» **Task goal**
Locate each line containing the string "disk" and copy it out.
___
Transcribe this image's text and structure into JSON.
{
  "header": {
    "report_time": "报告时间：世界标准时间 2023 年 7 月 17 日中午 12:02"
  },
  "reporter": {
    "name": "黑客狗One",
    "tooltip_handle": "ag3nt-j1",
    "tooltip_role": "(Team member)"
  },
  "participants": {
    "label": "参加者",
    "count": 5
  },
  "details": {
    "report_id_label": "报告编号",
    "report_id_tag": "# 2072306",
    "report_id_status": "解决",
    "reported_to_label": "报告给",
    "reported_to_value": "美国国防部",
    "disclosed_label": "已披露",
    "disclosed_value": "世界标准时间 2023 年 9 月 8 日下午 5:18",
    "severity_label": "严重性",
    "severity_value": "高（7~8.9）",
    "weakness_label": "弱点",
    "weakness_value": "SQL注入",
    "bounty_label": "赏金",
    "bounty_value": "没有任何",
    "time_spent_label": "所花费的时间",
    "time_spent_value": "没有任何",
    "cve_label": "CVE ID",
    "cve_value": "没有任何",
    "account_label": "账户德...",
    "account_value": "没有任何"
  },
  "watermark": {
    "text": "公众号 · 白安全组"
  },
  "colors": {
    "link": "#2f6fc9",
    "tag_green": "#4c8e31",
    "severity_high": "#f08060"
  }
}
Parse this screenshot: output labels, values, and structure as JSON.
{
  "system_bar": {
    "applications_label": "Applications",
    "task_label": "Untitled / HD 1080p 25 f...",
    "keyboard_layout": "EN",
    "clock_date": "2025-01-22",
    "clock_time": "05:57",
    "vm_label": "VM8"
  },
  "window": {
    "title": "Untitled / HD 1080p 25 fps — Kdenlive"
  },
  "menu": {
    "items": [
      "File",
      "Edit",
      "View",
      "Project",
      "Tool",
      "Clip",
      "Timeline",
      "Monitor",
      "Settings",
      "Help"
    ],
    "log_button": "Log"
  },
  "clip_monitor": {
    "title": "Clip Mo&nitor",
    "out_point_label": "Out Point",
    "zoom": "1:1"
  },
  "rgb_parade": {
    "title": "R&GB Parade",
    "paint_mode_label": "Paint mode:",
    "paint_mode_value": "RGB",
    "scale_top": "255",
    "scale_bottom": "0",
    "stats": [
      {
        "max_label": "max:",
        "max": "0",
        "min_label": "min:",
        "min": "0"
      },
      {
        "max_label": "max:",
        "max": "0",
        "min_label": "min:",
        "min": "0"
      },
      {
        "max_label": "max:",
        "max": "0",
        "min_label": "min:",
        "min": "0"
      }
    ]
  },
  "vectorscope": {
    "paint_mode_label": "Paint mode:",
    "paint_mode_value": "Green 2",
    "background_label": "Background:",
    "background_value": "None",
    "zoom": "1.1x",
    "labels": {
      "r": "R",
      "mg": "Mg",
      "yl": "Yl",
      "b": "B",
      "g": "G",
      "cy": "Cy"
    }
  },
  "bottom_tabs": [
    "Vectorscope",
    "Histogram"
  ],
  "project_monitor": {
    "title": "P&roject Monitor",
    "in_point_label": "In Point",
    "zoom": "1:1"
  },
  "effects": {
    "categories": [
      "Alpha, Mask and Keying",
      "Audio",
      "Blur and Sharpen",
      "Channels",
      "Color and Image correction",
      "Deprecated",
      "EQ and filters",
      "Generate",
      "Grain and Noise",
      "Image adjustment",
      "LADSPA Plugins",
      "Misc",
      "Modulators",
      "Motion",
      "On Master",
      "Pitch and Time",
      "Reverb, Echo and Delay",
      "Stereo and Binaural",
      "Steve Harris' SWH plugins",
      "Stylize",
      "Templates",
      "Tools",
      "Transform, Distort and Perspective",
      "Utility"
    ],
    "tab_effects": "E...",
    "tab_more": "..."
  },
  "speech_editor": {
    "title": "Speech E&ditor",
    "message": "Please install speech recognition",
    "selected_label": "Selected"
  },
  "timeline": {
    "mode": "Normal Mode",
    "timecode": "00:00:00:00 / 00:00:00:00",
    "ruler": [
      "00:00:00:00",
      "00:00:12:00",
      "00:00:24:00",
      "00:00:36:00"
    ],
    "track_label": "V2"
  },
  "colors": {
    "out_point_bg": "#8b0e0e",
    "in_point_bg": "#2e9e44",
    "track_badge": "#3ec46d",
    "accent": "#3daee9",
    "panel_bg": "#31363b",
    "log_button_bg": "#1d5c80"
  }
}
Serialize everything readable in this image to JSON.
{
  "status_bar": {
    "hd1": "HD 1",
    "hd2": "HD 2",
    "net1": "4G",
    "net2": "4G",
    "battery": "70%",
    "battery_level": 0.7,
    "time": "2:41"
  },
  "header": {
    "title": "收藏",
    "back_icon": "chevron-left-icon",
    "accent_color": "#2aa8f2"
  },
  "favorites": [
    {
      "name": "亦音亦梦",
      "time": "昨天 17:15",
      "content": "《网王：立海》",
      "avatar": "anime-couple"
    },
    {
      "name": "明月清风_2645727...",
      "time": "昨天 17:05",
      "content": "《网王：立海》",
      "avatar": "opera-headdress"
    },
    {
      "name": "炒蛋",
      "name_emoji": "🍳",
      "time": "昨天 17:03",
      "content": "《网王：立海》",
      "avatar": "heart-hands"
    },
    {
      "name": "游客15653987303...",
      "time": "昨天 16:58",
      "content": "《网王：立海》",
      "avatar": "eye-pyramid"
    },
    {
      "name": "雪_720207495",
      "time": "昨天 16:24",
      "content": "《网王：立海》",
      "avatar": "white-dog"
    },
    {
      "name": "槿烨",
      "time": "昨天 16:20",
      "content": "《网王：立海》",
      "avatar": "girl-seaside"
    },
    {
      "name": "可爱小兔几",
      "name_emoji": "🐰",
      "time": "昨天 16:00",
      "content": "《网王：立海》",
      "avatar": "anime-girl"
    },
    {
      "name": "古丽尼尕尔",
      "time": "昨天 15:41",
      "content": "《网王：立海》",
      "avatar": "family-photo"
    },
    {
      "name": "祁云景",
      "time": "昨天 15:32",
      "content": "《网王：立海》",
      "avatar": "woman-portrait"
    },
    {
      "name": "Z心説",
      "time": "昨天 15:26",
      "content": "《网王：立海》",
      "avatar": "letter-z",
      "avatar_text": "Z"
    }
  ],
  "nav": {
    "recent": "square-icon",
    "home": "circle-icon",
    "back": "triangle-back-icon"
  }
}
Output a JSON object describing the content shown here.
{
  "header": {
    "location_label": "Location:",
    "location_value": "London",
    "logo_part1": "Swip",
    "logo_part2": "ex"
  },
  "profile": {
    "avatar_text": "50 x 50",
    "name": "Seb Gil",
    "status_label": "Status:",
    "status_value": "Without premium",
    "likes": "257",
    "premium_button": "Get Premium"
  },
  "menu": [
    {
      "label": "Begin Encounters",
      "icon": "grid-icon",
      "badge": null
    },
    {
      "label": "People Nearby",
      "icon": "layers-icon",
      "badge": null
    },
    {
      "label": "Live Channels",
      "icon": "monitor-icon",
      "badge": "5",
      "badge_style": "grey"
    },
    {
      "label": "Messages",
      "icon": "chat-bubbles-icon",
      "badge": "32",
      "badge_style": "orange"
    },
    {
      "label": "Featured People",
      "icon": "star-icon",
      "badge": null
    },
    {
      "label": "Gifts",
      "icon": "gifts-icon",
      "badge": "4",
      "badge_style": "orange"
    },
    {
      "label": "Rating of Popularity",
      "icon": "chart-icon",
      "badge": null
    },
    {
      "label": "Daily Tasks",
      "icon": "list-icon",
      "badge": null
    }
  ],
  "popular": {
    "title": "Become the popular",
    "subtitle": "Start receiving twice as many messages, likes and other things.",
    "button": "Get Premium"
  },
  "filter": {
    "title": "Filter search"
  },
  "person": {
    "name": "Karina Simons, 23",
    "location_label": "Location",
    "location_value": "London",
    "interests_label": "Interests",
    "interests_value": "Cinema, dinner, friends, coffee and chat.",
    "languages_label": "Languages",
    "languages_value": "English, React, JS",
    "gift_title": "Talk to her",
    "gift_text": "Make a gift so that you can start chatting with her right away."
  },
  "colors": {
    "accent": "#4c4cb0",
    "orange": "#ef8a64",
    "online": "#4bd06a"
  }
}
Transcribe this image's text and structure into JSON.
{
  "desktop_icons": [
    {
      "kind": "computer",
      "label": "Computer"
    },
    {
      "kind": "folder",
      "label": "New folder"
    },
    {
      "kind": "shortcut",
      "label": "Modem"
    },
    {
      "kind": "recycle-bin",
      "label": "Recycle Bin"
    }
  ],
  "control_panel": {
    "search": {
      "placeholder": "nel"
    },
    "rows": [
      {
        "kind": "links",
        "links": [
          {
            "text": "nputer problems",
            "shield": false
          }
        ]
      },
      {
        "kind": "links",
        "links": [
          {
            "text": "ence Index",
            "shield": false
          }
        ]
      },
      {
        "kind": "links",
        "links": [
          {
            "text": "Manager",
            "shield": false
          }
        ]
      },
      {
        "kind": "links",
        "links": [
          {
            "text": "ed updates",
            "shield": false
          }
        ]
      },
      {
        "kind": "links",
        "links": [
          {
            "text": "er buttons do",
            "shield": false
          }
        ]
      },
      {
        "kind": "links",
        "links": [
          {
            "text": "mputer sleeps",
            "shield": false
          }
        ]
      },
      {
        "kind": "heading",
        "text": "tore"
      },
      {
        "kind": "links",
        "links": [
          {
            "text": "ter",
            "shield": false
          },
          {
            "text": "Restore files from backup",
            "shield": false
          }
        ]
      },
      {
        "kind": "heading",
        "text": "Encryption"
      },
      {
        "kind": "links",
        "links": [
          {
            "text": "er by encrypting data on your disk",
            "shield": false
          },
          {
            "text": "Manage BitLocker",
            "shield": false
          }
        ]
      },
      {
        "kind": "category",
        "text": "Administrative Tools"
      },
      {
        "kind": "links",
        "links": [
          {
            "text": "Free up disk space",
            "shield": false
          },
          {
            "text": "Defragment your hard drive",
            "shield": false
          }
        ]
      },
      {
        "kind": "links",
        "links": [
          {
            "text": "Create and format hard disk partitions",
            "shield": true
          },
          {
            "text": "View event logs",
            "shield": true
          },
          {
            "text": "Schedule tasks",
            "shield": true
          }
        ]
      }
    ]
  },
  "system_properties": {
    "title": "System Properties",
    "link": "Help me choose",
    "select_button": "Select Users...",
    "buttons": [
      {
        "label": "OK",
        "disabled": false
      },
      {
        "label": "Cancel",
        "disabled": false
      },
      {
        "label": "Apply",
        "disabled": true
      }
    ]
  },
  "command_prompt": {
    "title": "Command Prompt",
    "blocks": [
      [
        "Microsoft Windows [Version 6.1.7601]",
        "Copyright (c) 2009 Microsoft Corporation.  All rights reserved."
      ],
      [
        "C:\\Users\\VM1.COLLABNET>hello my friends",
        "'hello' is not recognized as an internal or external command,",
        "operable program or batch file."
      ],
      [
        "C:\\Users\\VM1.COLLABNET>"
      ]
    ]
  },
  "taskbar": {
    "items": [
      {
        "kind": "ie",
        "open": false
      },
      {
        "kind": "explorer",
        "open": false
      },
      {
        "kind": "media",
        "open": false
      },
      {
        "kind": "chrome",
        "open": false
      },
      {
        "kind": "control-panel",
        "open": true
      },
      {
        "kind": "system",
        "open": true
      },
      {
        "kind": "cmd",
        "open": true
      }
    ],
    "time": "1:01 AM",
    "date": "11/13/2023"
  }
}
___
» **Response to this exercise**
            "text": "er by encrypting data on your disk",
            "text": "Free up disk space",
            "text": "Create and format hard disk partitions",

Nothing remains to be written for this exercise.